> RECORDS FOR PROCESSING:
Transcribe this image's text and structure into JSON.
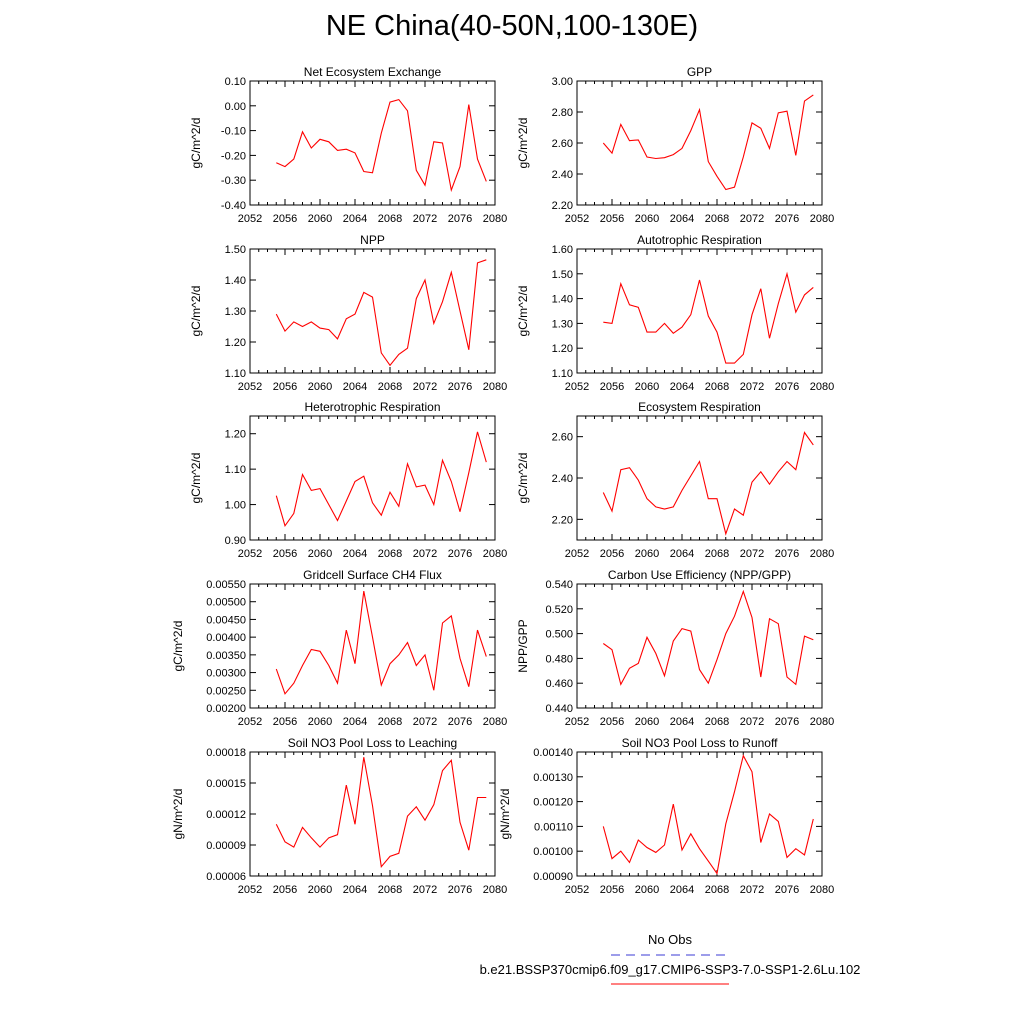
{
  "figure": {
    "title": "NE China(40-50N,100-130E)"
  },
  "legend": {
    "entries": [
      {
        "label": "No Obs",
        "color": "#3b3bd6",
        "style": "dashed"
      },
      {
        "label": "b.e21.BSSP370cmip6.f09_g17.CMIP6-SSP3-7.0-SSP1-2.6Lu.102",
        "color": "#ff0000",
        "style": "solid"
      }
    ]
  },
  "line_color": "#ff0000",
  "chart_data": [
    {
      "type": "line",
      "title": "Net Ecosystem Exchange",
      "xlabel": "",
      "ylabel": "gC/m^2/d",
      "xlim": [
        2052,
        2080
      ],
      "xticks": [
        2052,
        2056,
        2060,
        2064,
        2068,
        2072,
        2076,
        2080
      ],
      "ylim": [
        -0.4,
        0.1
      ],
      "yticks": [
        "0.10",
        "0.00",
        "-0.10",
        "-0.20",
        "-0.30",
        "-0.40"
      ],
      "x": [
        2055,
        2056,
        2057,
        2058,
        2059,
        2060,
        2061,
        2062,
        2063,
        2064,
        2065,
        2066,
        2067,
        2068,
        2069,
        2070,
        2071,
        2072,
        2073,
        2074,
        2075,
        2076,
        2077,
        2078,
        2079
      ],
      "values": [
        -0.23,
        -0.245,
        -0.215,
        -0.105,
        -0.17,
        -0.135,
        -0.145,
        -0.18,
        -0.175,
        -0.19,
        -0.265,
        -0.27,
        -0.11,
        0.015,
        0.025,
        -0.02,
        -0.26,
        -0.32,
        -0.145,
        -0.15,
        -0.34,
        -0.245,
        0.005,
        -0.215,
        -0.305
      ]
    },
    {
      "type": "line",
      "title": "GPP",
      "xlabel": "",
      "ylabel": "gC/m^2/d",
      "xlim": [
        2052,
        2080
      ],
      "xticks": [
        2052,
        2056,
        2060,
        2064,
        2068,
        2072,
        2076,
        2080
      ],
      "ylim": [
        2.2,
        3.0
      ],
      "yticks": [
        "3.00",
        "2.80",
        "2.60",
        "2.40",
        "2.20"
      ],
      "x": [
        2055,
        2056,
        2057,
        2058,
        2059,
        2060,
        2061,
        2062,
        2063,
        2064,
        2065,
        2066,
        2067,
        2068,
        2069,
        2070,
        2071,
        2072,
        2073,
        2074,
        2075,
        2076,
        2077,
        2078,
        2079
      ],
      "values": [
        2.6,
        2.535,
        2.72,
        2.615,
        2.62,
        2.51,
        2.5,
        2.505,
        2.525,
        2.565,
        2.68,
        2.815,
        2.48,
        2.385,
        2.3,
        2.315,
        2.51,
        2.73,
        2.695,
        2.565,
        2.795,
        2.805,
        2.52,
        2.87,
        2.91
      ]
    },
    {
      "type": "line",
      "title": "NPP",
      "xlabel": "",
      "ylabel": "gC/m^2/d",
      "xlim": [
        2052,
        2080
      ],
      "xticks": [
        2052,
        2056,
        2060,
        2064,
        2068,
        2072,
        2076,
        2080
      ],
      "ylim": [
        1.1,
        1.5
      ],
      "yticks": [
        "1.50",
        "1.40",
        "1.30",
        "1.20",
        "1.10"
      ],
      "x": [
        2055,
        2056,
        2057,
        2058,
        2059,
        2060,
        2061,
        2062,
        2063,
        2064,
        2065,
        2066,
        2067,
        2068,
        2069,
        2070,
        2071,
        2072,
        2073,
        2074,
        2075,
        2076,
        2077,
        2078,
        2079
      ],
      "values": [
        1.29,
        1.235,
        1.265,
        1.25,
        1.265,
        1.245,
        1.24,
        1.21,
        1.275,
        1.29,
        1.36,
        1.345,
        1.165,
        1.125,
        1.16,
        1.18,
        1.34,
        1.4,
        1.26,
        1.33,
        1.425,
        1.3,
        1.175,
        1.455,
        1.465
      ]
    },
    {
      "type": "line",
      "title": "Autotrophic Respiration",
      "xlabel": "",
      "ylabel": "gC/m^2/d",
      "xlim": [
        2052,
        2080
      ],
      "xticks": [
        2052,
        2056,
        2060,
        2064,
        2068,
        2072,
        2076,
        2080
      ],
      "ylim": [
        1.1,
        1.6
      ],
      "yticks": [
        "1.60",
        "1.50",
        "1.40",
        "1.30",
        "1.20",
        "1.10"
      ],
      "x": [
        2055,
        2056,
        2057,
        2058,
        2059,
        2060,
        2061,
        2062,
        2063,
        2064,
        2065,
        2066,
        2067,
        2068,
        2069,
        2070,
        2071,
        2072,
        2073,
        2074,
        2075,
        2076,
        2077,
        2078,
        2079
      ],
      "values": [
        1.305,
        1.3,
        1.46,
        1.375,
        1.365,
        1.265,
        1.265,
        1.3,
        1.26,
        1.285,
        1.335,
        1.475,
        1.33,
        1.265,
        1.14,
        1.14,
        1.175,
        1.335,
        1.44,
        1.24,
        1.38,
        1.5,
        1.345,
        1.415,
        1.445
      ]
    },
    {
      "type": "line",
      "title": "Heterotrophic Respiration",
      "xlabel": "",
      "ylabel": "gC/m^2/d",
      "xlim": [
        2052,
        2080
      ],
      "xticks": [
        2052,
        2056,
        2060,
        2064,
        2068,
        2072,
        2076,
        2080
      ],
      "ylim": [
        0.9,
        1.25
      ],
      "yticks": [
        "1.20",
        "1.10",
        "1.00",
        "0.90"
      ],
      "ytick_values": [
        1.2,
        1.1,
        1.0,
        0.9
      ],
      "x": [
        2055,
        2056,
        2057,
        2058,
        2059,
        2060,
        2061,
        2062,
        2063,
        2064,
        2065,
        2066,
        2067,
        2068,
        2069,
        2070,
        2071,
        2072,
        2073,
        2074,
        2075,
        2076,
        2077,
        2078,
        2079
      ],
      "values": [
        1.025,
        0.94,
        0.975,
        1.085,
        1.04,
        1.045,
        1.0,
        0.955,
        1.01,
        1.065,
        1.08,
        1.005,
        0.97,
        1.035,
        0.995,
        1.115,
        1.05,
        1.055,
        1.0,
        1.125,
        1.065,
        0.98,
        1.09,
        1.205,
        1.12
      ]
    },
    {
      "type": "line",
      "title": "Ecosystem Respiration",
      "xlabel": "",
      "ylabel": "gC/m^2/d",
      "xlim": [
        2052,
        2080
      ],
      "xticks": [
        2052,
        2056,
        2060,
        2064,
        2068,
        2072,
        2076,
        2080
      ],
      "ylim": [
        2.1,
        2.7
      ],
      "yticks": [
        "2.60",
        "2.40",
        "2.20"
      ],
      "ytick_values": [
        2.6,
        2.4,
        2.2
      ],
      "x": [
        2055,
        2056,
        2057,
        2058,
        2059,
        2060,
        2061,
        2062,
        2063,
        2064,
        2065,
        2066,
        2067,
        2068,
        2069,
        2070,
        2071,
        2072,
        2073,
        2074,
        2075,
        2076,
        2077,
        2078,
        2079
      ],
      "values": [
        2.33,
        2.24,
        2.44,
        2.45,
        2.39,
        2.3,
        2.26,
        2.25,
        2.26,
        2.34,
        2.41,
        2.48,
        2.3,
        2.3,
        2.13,
        2.25,
        2.22,
        2.38,
        2.43,
        2.37,
        2.43,
        2.48,
        2.44,
        2.62,
        2.56
      ]
    },
    {
      "type": "line",
      "title": "Gridcell Surface CH4 Flux",
      "xlabel": "",
      "ylabel": "gC/m^2/d",
      "xlim": [
        2052,
        2080
      ],
      "xticks": [
        2052,
        2056,
        2060,
        2064,
        2068,
        2072,
        2076,
        2080
      ],
      "ylim": [
        0.002,
        0.0055
      ],
      "yticks": [
        "0.00550",
        "0.00500",
        "0.00450",
        "0.00400",
        "0.00350",
        "0.00300",
        "0.00250",
        "0.00200"
      ],
      "x": [
        2055,
        2056,
        2057,
        2058,
        2059,
        2060,
        2061,
        2062,
        2063,
        2064,
        2065,
        2066,
        2067,
        2068,
        2069,
        2070,
        2071,
        2072,
        2073,
        2074,
        2075,
        2076,
        2077,
        2078,
        2079
      ],
      "values": [
        0.0031,
        0.0024,
        0.0027,
        0.0032,
        0.00365,
        0.0036,
        0.0032,
        0.0027,
        0.0042,
        0.00325,
        0.0053,
        0.004,
        0.00265,
        0.00325,
        0.0035,
        0.00385,
        0.0032,
        0.0035,
        0.0025,
        0.0044,
        0.0046,
        0.0034,
        0.0026,
        0.0042,
        0.00345
      ]
    },
    {
      "type": "line",
      "title": "Carbon Use Efficiency (NPP/GPP)",
      "xlabel": "",
      "ylabel": "NPP/GPP",
      "xlim": [
        2052,
        2080
      ],
      "xticks": [
        2052,
        2056,
        2060,
        2064,
        2068,
        2072,
        2076,
        2080
      ],
      "ylim": [
        0.44,
        0.54
      ],
      "yticks": [
        "0.540",
        "0.520",
        "0.500",
        "0.480",
        "0.460",
        "0.440"
      ],
      "x": [
        2055,
        2056,
        2057,
        2058,
        2059,
        2060,
        2061,
        2062,
        2063,
        2064,
        2065,
        2066,
        2067,
        2068,
        2069,
        2070,
        2071,
        2072,
        2073,
        2074,
        2075,
        2076,
        2077,
        2078,
        2079
      ],
      "values": [
        0.492,
        0.487,
        0.459,
        0.472,
        0.476,
        0.497,
        0.484,
        0.466,
        0.494,
        0.504,
        0.502,
        0.471,
        0.46,
        0.479,
        0.5,
        0.514,
        0.534,
        0.513,
        0.465,
        0.512,
        0.508,
        0.465,
        0.459,
        0.498,
        0.495
      ]
    },
    {
      "type": "line",
      "title": "Soil NO3 Pool Loss to Leaching",
      "xlabel": "",
      "ylabel": "gN/m^2/d",
      "xlim": [
        2052,
        2080
      ],
      "xticks": [
        2052,
        2056,
        2060,
        2064,
        2068,
        2072,
        2076,
        2080
      ],
      "ylim": [
        6e-05,
        0.00018
      ],
      "yticks": [
        "0.00018",
        "0.00015",
        "0.00012",
        "0.00009",
        "0.00006"
      ],
      "ytick_values": [
        0.00018,
        0.00015,
        0.00012,
        9e-05,
        6e-05
      ],
      "x": [
        2055,
        2056,
        2057,
        2058,
        2059,
        2060,
        2061,
        2062,
        2063,
        2064,
        2065,
        2066,
        2067,
        2068,
        2069,
        2070,
        2071,
        2072,
        2073,
        2074,
        2075,
        2076,
        2077,
        2078,
        2079
      ],
      "values": [
        0.00011,
        9.3e-05,
        8.8e-05,
        0.000107,
        9.7e-05,
        8.8e-05,
        9.7e-05,
        0.0001,
        0.000148,
        0.00011,
        0.000175,
        0.000128,
        6.9e-05,
        7.9e-05,
        8.2e-05,
        0.000118,
        0.000127,
        0.000114,
        0.000129,
        0.000162,
        0.000172,
        0.000112,
        8.5e-05,
        0.000136,
        0.000136
      ]
    },
    {
      "type": "line",
      "title": "Soil NO3 Pool Loss to Runoff",
      "xlabel": "",
      "ylabel": "gN/m^2/d",
      "xlim": [
        2052,
        2080
      ],
      "xticks": [
        2052,
        2056,
        2060,
        2064,
        2068,
        2072,
        2076,
        2080
      ],
      "ylim": [
        0.0009,
        0.0014
      ],
      "yticks": [
        "0.00140",
        "0.00130",
        "0.00120",
        "0.00110",
        "0.00100",
        "0.00090"
      ],
      "x": [
        2055,
        2056,
        2057,
        2058,
        2059,
        2060,
        2061,
        2062,
        2063,
        2064,
        2065,
        2066,
        2067,
        2068,
        2069,
        2070,
        2071,
        2072,
        2073,
        2074,
        2075,
        2076,
        2077,
        2078,
        2079
      ],
      "values": [
        0.0011,
        0.00097,
        0.001,
        0.000955,
        0.001045,
        0.001015,
        0.000995,
        0.001025,
        0.00119,
        0.001005,
        0.00107,
        0.00101,
        0.00096,
        0.00091,
        0.00111,
        0.00124,
        0.001385,
        0.00132,
        0.001035,
        0.00115,
        0.00112,
        0.000975,
        0.00101,
        0.000985,
        0.00113
      ]
    }
  ]
}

> EXERCISE TASK: Return every line holding the word "Loss" from the records.

> FULL ANSWER:
      "title": "Soil NO3 Pool Loss to Leaching",
      "title": "Soil NO3 Pool Loss to Runoff",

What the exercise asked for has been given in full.